= Excerpted passage =
........

In a speech made to the National Press Club in 1998, Phil Knight, founder of Nike announced …

We have effectively changed our minimum age limits from the ILO standards of 14 or 15 to 18 in all foot-ware manufacturing and 16 in all other types of manufacturing. Existing workers legally employed under the former limits were grandfathered into the new requirements.

During the past 13 months we have moved to a 100% factory audit scheme, where every Nike contract factory will receive an annual check by PricewaterhouseCoopers teams who are specially trained on our Code of Conduct Owner’s Manual and audit / monitoring procedures. To date they have performed about 300 such monitoring visits. In a few instances in apparel factories they have found workers under our age standards. These factories have been required to raise their standards to 17 years of age, to require 3 documents certifying age, and to redouble their efforts to ensure workers meet these standards through interviews and record checks.

Our goal was to ensure workers around the globe are protected by requiring all factories to have no workers exposed to levels above those mandated by the permissible exposure limits (PELs) for chemicals prescribed in the OSHA indoor air quality standards.

These moves were applauded in the business press, but they were treated with sceptical response from Nike’s long-term adversaries in the debate over the use of foreign labour. While conceding that Nike’s policies were an improvement, one critic writing in the New York Times noted that …

Mr. Knight’s child labour initiative is a smokescreen. Child labour has not been a big problem with Nike, and Philip Knight knows that better than anyone. But public relations is public relations. So he announces that he’s not going to let the factories hire kids, and suddenly that’s the headline.

Mr. Knight is a 3-card (trick) player. You have to keep a close eye on him at all times.

The biggest problem with Nike is that its overseas workers make wretched, below subsistence wages. Most of the workers in Nike factories in China and Vietnam make less than $2.00 a day, well below the subsistence levels in those countries. In Indonesia, the pay is less than $1.00 a day.

The company’s current strategy is to reshape its public image while doing as little as possible for the workers Does anyone think it was an accident that Nike set up shop in human rights sinkholes, where labour organising was seen as a criminal activity and deeply impoverished workers were willing, even eager, to take to their places on assembly lines and work for next to nothing.

........

= The task =
Do these statements agree with the Nike labor passage? Answer yes or no for each, quoting the deciding words of the passage.
1. Nike raised its minimum age for footwear manufacturing to 18.
2. Nike's own internal staff carry out the factory audits.
3. The critic states that workers in Indonesia are paid less than $1.00 a day.
The rows after the Nike labor passage are separate material.

(Stored items from a collection)
........

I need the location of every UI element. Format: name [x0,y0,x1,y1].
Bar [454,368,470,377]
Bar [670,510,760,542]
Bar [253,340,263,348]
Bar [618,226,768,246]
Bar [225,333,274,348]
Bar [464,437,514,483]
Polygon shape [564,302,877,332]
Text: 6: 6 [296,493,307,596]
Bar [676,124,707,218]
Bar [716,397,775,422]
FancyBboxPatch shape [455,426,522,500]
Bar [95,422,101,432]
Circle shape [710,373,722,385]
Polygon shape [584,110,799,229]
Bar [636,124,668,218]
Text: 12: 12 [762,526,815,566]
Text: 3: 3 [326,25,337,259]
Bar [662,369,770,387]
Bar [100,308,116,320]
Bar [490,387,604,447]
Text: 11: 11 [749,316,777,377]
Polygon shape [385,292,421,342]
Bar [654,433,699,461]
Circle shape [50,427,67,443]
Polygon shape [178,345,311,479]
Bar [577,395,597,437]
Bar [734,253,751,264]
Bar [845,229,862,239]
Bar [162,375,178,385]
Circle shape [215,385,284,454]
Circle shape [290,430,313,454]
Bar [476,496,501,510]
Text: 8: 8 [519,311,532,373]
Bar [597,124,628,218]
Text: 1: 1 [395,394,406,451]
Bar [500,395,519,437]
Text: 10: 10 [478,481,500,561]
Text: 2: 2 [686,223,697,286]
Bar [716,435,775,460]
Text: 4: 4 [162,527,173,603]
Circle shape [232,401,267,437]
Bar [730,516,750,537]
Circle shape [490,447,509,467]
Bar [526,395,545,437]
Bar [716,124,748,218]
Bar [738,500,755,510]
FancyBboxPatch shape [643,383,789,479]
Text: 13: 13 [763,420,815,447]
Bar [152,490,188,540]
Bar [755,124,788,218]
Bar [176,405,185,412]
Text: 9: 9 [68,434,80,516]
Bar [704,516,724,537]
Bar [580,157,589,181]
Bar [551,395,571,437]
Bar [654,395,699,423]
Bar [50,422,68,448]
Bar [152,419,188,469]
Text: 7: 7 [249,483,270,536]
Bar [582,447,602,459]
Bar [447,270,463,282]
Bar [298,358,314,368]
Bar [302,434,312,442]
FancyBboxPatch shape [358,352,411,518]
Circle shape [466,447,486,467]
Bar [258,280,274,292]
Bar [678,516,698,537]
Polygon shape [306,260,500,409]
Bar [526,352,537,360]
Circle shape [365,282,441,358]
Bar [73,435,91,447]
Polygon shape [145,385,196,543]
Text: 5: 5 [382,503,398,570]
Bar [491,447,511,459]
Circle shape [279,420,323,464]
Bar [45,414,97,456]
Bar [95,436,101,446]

........

= Written response =
1. Yes: "changed our minimum age limits from the ILO standards of 14 or 15 to 18 in all foot-ware manufacturing"
2. No: "an annual check by PricewaterhouseCoopers teams"
3. Yes: "In Indonesia, the pay is less than $1.00 a day."